* START PROVIDED MATERIAL *

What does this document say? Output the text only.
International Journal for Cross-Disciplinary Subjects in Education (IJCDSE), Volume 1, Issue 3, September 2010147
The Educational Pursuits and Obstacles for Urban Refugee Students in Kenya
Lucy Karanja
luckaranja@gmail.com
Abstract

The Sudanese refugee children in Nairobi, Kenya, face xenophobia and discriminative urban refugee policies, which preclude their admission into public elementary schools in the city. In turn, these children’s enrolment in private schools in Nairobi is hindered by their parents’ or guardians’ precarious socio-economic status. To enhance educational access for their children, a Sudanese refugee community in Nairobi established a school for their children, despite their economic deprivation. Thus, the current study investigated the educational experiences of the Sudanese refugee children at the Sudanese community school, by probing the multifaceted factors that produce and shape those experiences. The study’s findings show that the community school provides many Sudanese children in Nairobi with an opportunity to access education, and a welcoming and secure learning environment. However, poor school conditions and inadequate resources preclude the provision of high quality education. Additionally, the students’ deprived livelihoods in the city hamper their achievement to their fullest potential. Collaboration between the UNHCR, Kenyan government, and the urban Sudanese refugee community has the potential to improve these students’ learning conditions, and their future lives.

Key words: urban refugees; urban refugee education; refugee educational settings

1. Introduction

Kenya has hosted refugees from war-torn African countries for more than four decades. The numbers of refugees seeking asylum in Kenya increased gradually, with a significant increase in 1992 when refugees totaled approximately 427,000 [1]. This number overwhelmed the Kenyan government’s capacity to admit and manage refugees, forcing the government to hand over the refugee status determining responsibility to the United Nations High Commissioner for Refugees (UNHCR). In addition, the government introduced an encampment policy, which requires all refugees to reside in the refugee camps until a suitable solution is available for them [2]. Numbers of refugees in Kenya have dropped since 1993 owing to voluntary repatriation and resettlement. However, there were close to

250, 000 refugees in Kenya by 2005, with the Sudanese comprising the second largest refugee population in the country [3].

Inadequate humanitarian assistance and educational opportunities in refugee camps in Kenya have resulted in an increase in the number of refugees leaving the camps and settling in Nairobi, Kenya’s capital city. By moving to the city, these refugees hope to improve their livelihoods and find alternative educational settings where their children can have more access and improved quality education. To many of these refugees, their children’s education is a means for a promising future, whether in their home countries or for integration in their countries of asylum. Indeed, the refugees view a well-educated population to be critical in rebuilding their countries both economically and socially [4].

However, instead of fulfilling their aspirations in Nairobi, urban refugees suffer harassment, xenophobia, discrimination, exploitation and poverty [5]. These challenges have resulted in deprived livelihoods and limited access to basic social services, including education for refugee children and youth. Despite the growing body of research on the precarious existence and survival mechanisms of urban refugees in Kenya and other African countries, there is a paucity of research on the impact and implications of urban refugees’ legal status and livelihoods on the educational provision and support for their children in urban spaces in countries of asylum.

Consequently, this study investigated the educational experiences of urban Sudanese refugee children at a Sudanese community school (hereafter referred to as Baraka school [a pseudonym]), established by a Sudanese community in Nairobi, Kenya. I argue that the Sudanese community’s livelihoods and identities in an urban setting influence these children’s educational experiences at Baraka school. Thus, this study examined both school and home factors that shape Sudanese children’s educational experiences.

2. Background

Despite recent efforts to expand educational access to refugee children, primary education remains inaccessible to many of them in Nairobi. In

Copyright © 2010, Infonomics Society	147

* END PROVIDED MATERIAL *

## WRITTEN TASK:
Which lines include "settings"? Copy each of them out.

## ANSWER IN FULL:
Key words: urban refugees; urban refugee education; refugee educational settings
Inadequate humanitarian assistance and educational opportunities in refugee camps in Kenya have resulted in an increase in the number of refugees leaving the camps and settling in Nairobi, Kenya’s capital city. By moving to the city, these refugees hope to improve their livelihoods and find alternative educational settings where their children can have more access and improved quality education. To many of these refugees, their children’s education is a means for a promising future, whether in their home countries or for integration in their countries of asylum. Indeed, the refugees view a well-educated population to be critical in rebuilding their countries both economically and socially [4].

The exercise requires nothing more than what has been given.